## STATED GOAL
Reproduce the records below exactly as they appear, omitting any pictures they contain.

## DATASET ENTRIES
——

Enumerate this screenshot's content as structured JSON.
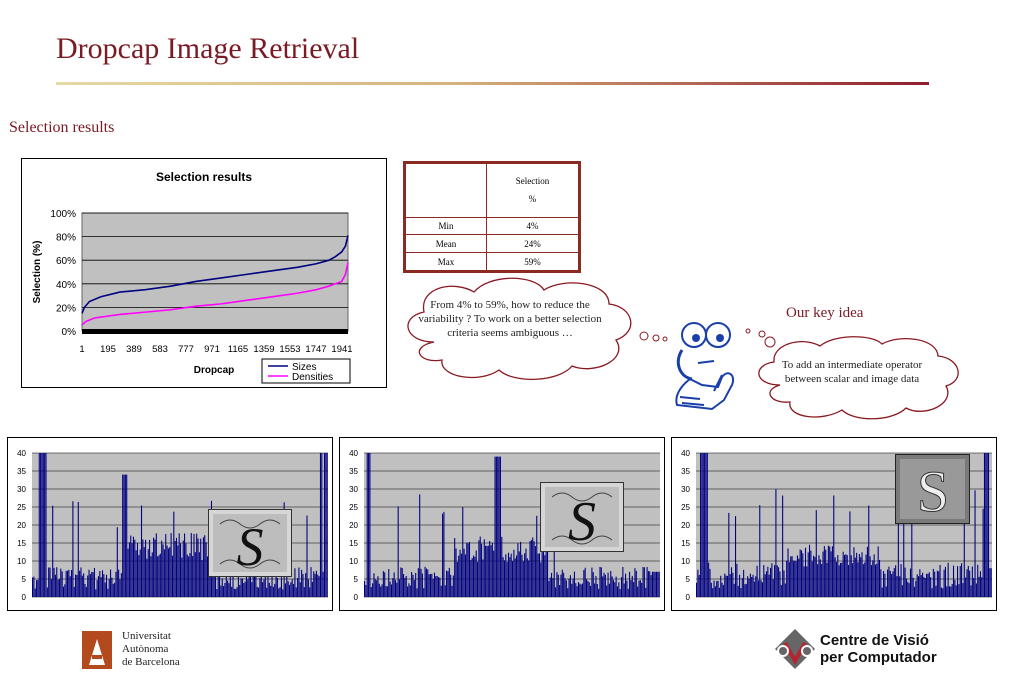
{
  "slide": {
    "title": "Dropcap Image Retrieval",
    "subtitle": "Selection results",
    "key_idea_title": "Our key idea",
    "thought_text": "From 4% to 59%, how to reduce the variability ? To work on a better selection criteria seems ambiguous …",
    "key_idea_text": "To add an intermediate operator between scalar and image data"
  },
  "table": {
    "header": [
      "",
      "Selection\n%"
    ],
    "rows": [
      {
        "label": "Min",
        "value": "4%"
      },
      {
        "label": "Mean",
        "value": "24%"
      },
      {
        "label": "Max",
        "value": "59%"
      }
    ]
  },
  "logos": {
    "uab_lines": [
      "Universitat",
      "Autònoma",
      "de Barcelona"
    ],
    "cvc_lines": [
      "Centre de Visió",
      "per Computador"
    ],
    "colors": {
      "uab": "#b34a1e",
      "cvc_gray": "#666666",
      "cvc_red": "#b3262e"
    }
  },
  "chart_data": [
    {
      "type": "line",
      "title": "Selection results",
      "xlabel": "Dropcap",
      "ylabel": "Selection (%)",
      "x_ticks": [
        "1",
        "195",
        "389",
        "583",
        "777",
        "971",
        "1165",
        "1359",
        "1553",
        "1747",
        "1941"
      ],
      "y_ticks": [
        "0%",
        "20%",
        "40%",
        "60%",
        "80%",
        "100%"
      ],
      "ylim": [
        0,
        100
      ],
      "xlim": [
        1,
        2100
      ],
      "legend": "bottom-right",
      "background": "#c0c0c0",
      "series": [
        {
          "name": "Sizes",
          "color": "#000080",
          "x": [
            1,
            20,
            60,
            150,
            300,
            500,
            700,
            900,
            1100,
            1300,
            1500,
            1700,
            1850,
            1950,
            2000,
            2050,
            2080,
            2100
          ],
          "y": [
            15,
            20,
            25,
            29,
            33,
            35,
            38,
            42,
            45,
            48,
            51,
            54,
            57,
            60,
            63,
            67,
            72,
            81
          ]
        },
        {
          "name": "Densities",
          "color": "#ff00ff",
          "x": [
            1,
            30,
            100,
            300,
            500,
            700,
            900,
            1100,
            1300,
            1500,
            1700,
            1850,
            1950,
            2050,
            2080,
            2100
          ],
          "y": [
            5,
            8,
            11,
            14,
            16,
            18,
            21,
            23,
            26,
            29,
            32,
            35,
            38,
            42,
            48,
            58
          ]
        }
      ]
    },
    {
      "type": "bar",
      "y_ticks": [
        "0",
        "5",
        "10",
        "15",
        "20",
        "25",
        "30",
        "35",
        "40"
      ],
      "ylim": [
        0,
        40
      ],
      "color": "#000080",
      "background": "#c0c0c0",
      "profile": {
        "base": 7,
        "mid_plateau": 17,
        "peaks": [
          27,
          34,
          40
        ]
      }
    },
    {
      "type": "bar",
      "y_ticks": [
        "0",
        "5",
        "10",
        "15",
        "20",
        "25",
        "30",
        "35",
        "40"
      ],
      "ylim": [
        0,
        40
      ],
      "color": "#000080",
      "background": "#c0c0c0",
      "profile": {
        "base": 7,
        "mid_plateau": 16,
        "peaks": [
          30,
          39,
          40
        ]
      }
    },
    {
      "type": "bar",
      "y_ticks": [
        "0",
        "5",
        "10",
        "15",
        "20",
        "25",
        "30",
        "35",
        "40"
      ],
      "ylim": [
        0,
        40
      ],
      "color": "#000080",
      "background": "#c0c0c0",
      "profile": {
        "base": 8,
        "mid_plateau": 14,
        "peaks": [
          31,
          25,
          40
        ]
      }
    }
  ]
}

——

## EXERCISE RESPONSE
Enumerate this screenshot's content as structured JSON.
{
  "slide": {
    "title": "Dropcap Image Retrieval",
    "subtitle": "Selection results",
    "key_idea_title": "Our key idea",
    "thought_text": "From 4% to 59%, how to reduce the variability ? To work on a better selection criteria seems ambiguous …",
    "key_idea_text": "To add an intermediate operator between scalar and image data"
  },
  "table": {
    "header": [
      "",
      "Selection\n%"
    ],
    "rows": [
      {
        "label": "Min",
        "value": "4%"
      },
      {
        "label": "Mean",
        "value": "24%"
      },
      {
        "label": "Max",
        "value": "59%"
      }
    ]
  },
  "logos": {
    "uab_lines": [
      "Universitat",
      "Autònoma",
      "de Barcelona"
    ],
    "cvc_lines": [
      "Centre de Visió",
      "per Computador"
    ],
    "colors": {
      "uab": "#b34a1e",
      "cvc_gray": "#666666",
      "cvc_red": "#b3262e"
    }
  },
  "chart_data": [
    {
      "type": "line",
      "title": "Selection results",
      "xlabel": "Dropcap",
      "ylabel": "Selection (%)",
      "x_ticks": [
        "1",
        "195",
        "389",
        "583",
        "777",
        "971",
        "1165",
        "1359",
        "1553",
        "1747",
        "1941"
      ],
      "y_ticks": [
        "0%",
        "20%",
        "40%",
        "60%",
        "80%",
        "100%"
      ],
      "ylim": [
        0,
        100
      ],
      "xlim": [
        1,
        2100
      ],
      "legend": "bottom-right",
      "background": "#c0c0c0",
      "series": [
        {
          "name": "Sizes",
          "color": "#000080",
          "x": [
            1,
            20,
            60,
            150,
            300,
            500,
            700,
            900,
            1100,
            1300,
            1500,
            1700,
            1850,
            1950,
            2000,
            2050,
            2080,
            2100
          ],
          "y": [
            15,
            20,
            25,
            29,
            33,
            35,
            38,
            42,
            45,
            48,
            51,
            54,
            57,
            60,
            63,
            67,
            72,
            81
          ]
        },
        {
          "name": "Densities",
          "color": "#ff00ff",
          "x": [
            1,
            30,
            100,
            300,
            500,
            700,
            900,
            1100,
            1300,
            1500,
            1700,
            1850,
            1950,
            2050,
            2080,
            2100
          ],
          "y": [
            5,
            8,
            11,
            14,
            16,
            18,
            21,
            23,
            26,
            29,
            32,
            35,
            38,
            42,
            48,
            58
          ]
        }
      ]
    },
    {
      "type": "bar",
      "y_ticks": [
        "0",
        "5",
        "10",
        "15",
        "20",
        "25",
        "30",
        "35",
        "40"
      ],
      "ylim": [
        0,
        40
      ],
      "color": "#000080",
      "background": "#c0c0c0",
      "profile": {
        "base": 7,
        "mid_plateau": 17,
        "peaks": [
          27,
          34,
          40
        ]
      }
    },
    {
      "type": "bar",
      "y_ticks": [
        "0",
        "5",
        "10",
        "15",
        "20",
        "25",
        "30",
        "35",
        "40"
      ],
      "ylim": [
        0,
        40
      ],
      "color": "#000080",
      "background": "#c0c0c0",
      "profile": {
        "base": 7,
        "mid_plateau": 16,
        "peaks": [
          30,
          39,
          40
        ]
      }
    },
    {
      "type": "bar",
      "y_ticks": [
        "0",
        "5",
        "10",
        "15",
        "20",
        "25",
        "30",
        "35",
        "40"
      ],
      "ylim": [
        0,
        40
      ],
      "color": "#000080",
      "background": "#c0c0c0",
      "profile": {
        "base": 8,
        "mid_plateau": 14,
        "peaks": [
          31,
          25,
          40
        ]
      }
    }
  ]
}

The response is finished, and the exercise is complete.